> **GIVEN INSTRUCTION**: Set down the material once more, exactly as it appears.

> **DATASET EXCERPTS**:
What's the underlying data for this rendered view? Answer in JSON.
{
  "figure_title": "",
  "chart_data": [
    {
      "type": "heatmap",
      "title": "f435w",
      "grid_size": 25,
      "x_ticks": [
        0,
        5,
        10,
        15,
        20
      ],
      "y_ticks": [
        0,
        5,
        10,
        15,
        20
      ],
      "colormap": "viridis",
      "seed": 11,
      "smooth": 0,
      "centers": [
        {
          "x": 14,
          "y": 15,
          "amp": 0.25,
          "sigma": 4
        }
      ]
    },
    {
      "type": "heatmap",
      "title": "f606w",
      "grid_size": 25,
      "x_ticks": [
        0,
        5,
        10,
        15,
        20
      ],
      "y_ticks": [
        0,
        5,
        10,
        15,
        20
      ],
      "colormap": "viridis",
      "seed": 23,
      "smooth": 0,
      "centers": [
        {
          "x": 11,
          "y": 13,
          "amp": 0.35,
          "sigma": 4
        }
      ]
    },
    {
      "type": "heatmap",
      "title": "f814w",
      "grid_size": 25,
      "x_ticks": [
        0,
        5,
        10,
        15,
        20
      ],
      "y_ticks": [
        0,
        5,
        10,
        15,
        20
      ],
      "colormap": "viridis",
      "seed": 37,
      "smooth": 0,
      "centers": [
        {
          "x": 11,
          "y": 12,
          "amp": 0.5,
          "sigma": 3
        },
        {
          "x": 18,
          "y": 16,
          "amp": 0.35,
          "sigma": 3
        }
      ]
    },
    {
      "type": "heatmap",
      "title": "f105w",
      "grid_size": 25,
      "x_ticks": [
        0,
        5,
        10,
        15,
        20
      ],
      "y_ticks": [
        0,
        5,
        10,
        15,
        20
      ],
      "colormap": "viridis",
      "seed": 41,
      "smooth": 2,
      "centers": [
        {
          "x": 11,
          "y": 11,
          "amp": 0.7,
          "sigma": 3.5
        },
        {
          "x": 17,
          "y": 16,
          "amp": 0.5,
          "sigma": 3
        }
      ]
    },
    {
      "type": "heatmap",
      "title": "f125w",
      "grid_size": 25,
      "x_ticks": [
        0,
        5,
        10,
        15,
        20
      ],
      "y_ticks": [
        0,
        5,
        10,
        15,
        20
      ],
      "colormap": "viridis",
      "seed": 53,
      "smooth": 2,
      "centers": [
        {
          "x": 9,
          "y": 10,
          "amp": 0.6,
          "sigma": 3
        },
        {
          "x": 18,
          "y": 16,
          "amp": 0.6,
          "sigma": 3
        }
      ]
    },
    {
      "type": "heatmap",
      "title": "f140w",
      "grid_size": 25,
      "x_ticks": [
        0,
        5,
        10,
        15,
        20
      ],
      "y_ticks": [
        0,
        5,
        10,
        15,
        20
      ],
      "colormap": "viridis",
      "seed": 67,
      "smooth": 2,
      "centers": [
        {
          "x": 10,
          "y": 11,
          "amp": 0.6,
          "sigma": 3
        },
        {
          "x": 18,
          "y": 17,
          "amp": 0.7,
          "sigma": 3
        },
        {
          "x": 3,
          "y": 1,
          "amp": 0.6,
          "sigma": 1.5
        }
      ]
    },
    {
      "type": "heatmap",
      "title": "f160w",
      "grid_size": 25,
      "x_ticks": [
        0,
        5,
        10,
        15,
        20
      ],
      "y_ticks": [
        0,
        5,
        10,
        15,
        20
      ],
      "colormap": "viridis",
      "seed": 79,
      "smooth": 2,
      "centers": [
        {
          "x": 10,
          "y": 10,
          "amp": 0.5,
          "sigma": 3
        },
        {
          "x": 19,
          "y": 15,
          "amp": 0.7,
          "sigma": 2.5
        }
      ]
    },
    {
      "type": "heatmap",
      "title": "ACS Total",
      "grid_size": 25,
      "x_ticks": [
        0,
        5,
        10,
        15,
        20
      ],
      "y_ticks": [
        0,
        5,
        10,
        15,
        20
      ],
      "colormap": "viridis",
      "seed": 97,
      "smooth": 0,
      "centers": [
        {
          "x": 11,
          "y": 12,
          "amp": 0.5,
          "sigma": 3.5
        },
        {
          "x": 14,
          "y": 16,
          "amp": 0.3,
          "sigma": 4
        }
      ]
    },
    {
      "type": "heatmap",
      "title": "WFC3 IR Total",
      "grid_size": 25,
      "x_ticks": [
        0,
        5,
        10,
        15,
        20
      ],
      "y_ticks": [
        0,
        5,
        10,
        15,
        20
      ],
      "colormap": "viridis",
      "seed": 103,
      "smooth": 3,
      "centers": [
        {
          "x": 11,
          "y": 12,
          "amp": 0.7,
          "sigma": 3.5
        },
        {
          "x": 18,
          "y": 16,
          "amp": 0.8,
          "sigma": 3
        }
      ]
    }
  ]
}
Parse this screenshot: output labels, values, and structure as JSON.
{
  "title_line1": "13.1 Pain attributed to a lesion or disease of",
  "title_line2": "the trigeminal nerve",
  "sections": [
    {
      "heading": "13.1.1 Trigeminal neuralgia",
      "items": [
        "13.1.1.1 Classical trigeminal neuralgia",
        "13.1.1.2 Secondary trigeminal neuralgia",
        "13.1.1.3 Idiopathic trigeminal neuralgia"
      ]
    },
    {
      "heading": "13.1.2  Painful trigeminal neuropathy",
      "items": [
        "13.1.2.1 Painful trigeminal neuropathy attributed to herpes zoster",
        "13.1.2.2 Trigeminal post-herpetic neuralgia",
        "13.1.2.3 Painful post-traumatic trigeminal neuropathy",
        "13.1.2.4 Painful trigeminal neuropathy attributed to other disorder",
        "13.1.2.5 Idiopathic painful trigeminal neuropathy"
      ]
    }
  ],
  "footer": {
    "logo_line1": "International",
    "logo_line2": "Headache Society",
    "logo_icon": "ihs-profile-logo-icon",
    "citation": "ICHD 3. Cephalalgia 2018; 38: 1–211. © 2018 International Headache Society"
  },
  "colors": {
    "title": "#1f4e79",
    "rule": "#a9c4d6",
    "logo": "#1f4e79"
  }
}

> **COMPLETED TASK**:
What's the underlying data for this rendered view? Answer in JSON.
{
  "figure_title": "",
  "chart_data": [
    {
      "type": "heatmap",
      "title": "f435w",
      "grid_size": 25,
      "x_ticks": [
        0,
        5,
        10,
        15,
        20
      ],
      "y_ticks": [
        0,
        5,
        10,
        15,
        20
      ],
      "colormap": "viridis",
      "seed": 11,
      "smooth": 0,
      "centers": [
        {
          "x": 14,
          "y": 15,
          "amp": 0.25,
          "sigma": 4
        }
      ]
    },
    {
      "type": "heatmap",
      "title": "f606w",
      "grid_size": 25,
      "x_ticks": [
        0,
        5,
        10,
        15,
        20
      ],
      "y_ticks": [
        0,
        5,
        10,
        15,
        20
      ],
      "colormap": "viridis",
      "seed": 23,
      "smooth": 0,
      "centers": [
        {
          "x": 11,
          "y": 13,
          "amp": 0.35,
          "sigma": 4
        }
      ]
    },
    {
      "type": "heatmap",
      "title": "f814w",
      "grid_size": 25,
      "x_ticks": [
        0,
        5,
        10,
        15,
        20
      ],
      "y_ticks": [
        0,
        5,
        10,
        15,
        20
      ],
      "colormap": "viridis",
      "seed": 37,
      "smooth": 0,
      "centers": [
        {
          "x": 11,
          "y": 12,
          "amp": 0.5,
          "sigma": 3
        },
        {
          "x": 18,
          "y": 16,
          "amp": 0.35,
          "sigma": 3
        }
      ]
    },
    {
      "type": "heatmap",
      "title": "f105w",
      "grid_size": 25,
      "x_ticks": [
        0,
        5,
        10,
        15,
        20
      ],
      "y_ticks": [
        0,
        5,
        10,
        15,
        20
      ],
      "colormap": "viridis",
      "seed": 41,
      "smooth": 2,
      "centers": [
        {
          "x": 11,
          "y": 11,
          "amp": 0.7,
          "sigma": 3.5
        },
        {
          "x": 17,
          "y": 16,
          "amp": 0.5,
          "sigma": 3
        }
      ]
    },
    {
      "type": "heatmap",
      "title": "f125w",
      "grid_size": 25,
      "x_ticks": [
        0,
        5,
        10,
        15,
        20
      ],
      "y_ticks": [
        0,
        5,
        10,
        15,
        20
      ],
      "colormap": "viridis",
      "seed": 53,
      "smooth": 2,
      "centers": [
        {
          "x": 9,
          "y": 10,
          "amp": 0.6,
          "sigma": 3
        },
        {
          "x": 18,
          "y": 16,
          "amp": 0.6,
          "sigma": 3
        }
      ]
    },
    {
      "type": "heatmap",
      "title": "f140w",
      "grid_size": 25,
      "x_ticks": [
        0,
        5,
        10,
        15,
        20
      ],
      "y_ticks": [
        0,
        5,
        10,
        15,
        20
      ],
      "colormap": "viridis",
      "seed": 67,
      "smooth": 2,
      "centers": [
        {
          "x": 10,
          "y": 11,
          "amp": 0.6,
          "sigma": 3
        },
        {
          "x": 18,
          "y": 17,
          "amp": 0.7,
          "sigma": 3
        },
        {
          "x": 3,
          "y": 1,
          "amp": 0.6,
          "sigma": 1.5
        }
      ]
    },
    {
      "type": "heatmap",
      "title": "f160w",
      "grid_size": 25,
      "x_ticks": [
        0,
        5,
        10,
        15,
        20
      ],
      "y_ticks": [
        0,
        5,
        10,
        15,
        20
      ],
      "colormap": "viridis",
      "seed": 79,
      "smooth": 2,
      "centers": [
        {
          "x": 10,
          "y": 10,
          "amp": 0.5,
          "sigma": 3
        },
        {
          "x": 19,
          "y": 15,
          "amp": 0.7,
          "sigma": 2.5
        }
      ]
    },
    {
      "type": "heatmap",
      "title": "ACS Total",
      "grid_size": 25,
      "x_ticks": [
        0,
        5,
        10,
        15,
        20
      ],
      "y_ticks": [
        0,
        5,
        10,
        15,
        20
      ],
      "colormap": "viridis",
      "seed": 97,
      "smooth": 0,
      "centers": [
        {
          "x": 11,
          "y": 12,
          "amp": 0.5,
          "sigma": 3.5
        },
        {
          "x": 14,
          "y": 16,
          "amp": 0.3,
          "sigma": 4
        }
      ]
    },
    {
      "type": "heatmap",
      "title": "WFC3 IR Total",
      "grid_size": 25,
      "x_ticks": [
        0,
        5,
        10,
        15,
        20
      ],
      "y_ticks": [
        0,
        5,
        10,
        15,
        20
      ],
      "colormap": "viridis",
      "seed": 103,
      "smooth": 3,
      "centers": [
        {
          "x": 11,
          "y": 12,
          "amp": 0.7,
          "sigma": 3.5
        },
        {
          "x": 18,
          "y": 16,
          "amp": 0.8,
          "sigma": 3
        }
      ]
    }
  ]
}
Parse this screenshot: output labels, values, and structure as JSON.
{
  "title_line1": "13.1 Pain attributed to a lesion or disease of",
  "title_line2": "the trigeminal nerve",
  "sections": [
    {
      "heading": "13.1.1 Trigeminal neuralgia",
      "items": [
        "13.1.1.1 Classical trigeminal neuralgia",
        "13.1.1.2 Secondary trigeminal neuralgia",
        "13.1.1.3 Idiopathic trigeminal neuralgia"
      ]
    },
    {
      "heading": "13.1.2  Painful trigeminal neuropathy",
      "items": [
        "13.1.2.1 Painful trigeminal neuropathy attributed to herpes zoster",
        "13.1.2.2 Trigeminal post-herpetic neuralgia",
        "13.1.2.3 Painful post-traumatic trigeminal neuropathy",
        "13.1.2.4 Painful trigeminal neuropathy attributed to other disorder",
        "13.1.2.5 Idiopathic painful trigeminal neuropathy"
      ]
    }
  ],
  "footer": {
    "logo_line1": "International",
    "logo_line2": "Headache Society",
    "logo_icon": "ihs-profile-logo-icon",
    "citation": "ICHD 3. Cephalalgia 2018; 38: 1–211. © 2018 International Headache Society"
  },
  "colors": {
    "title": "#1f4e79",
    "rule": "#a9c4d6",
    "logo": "#1f4e79"
  }
}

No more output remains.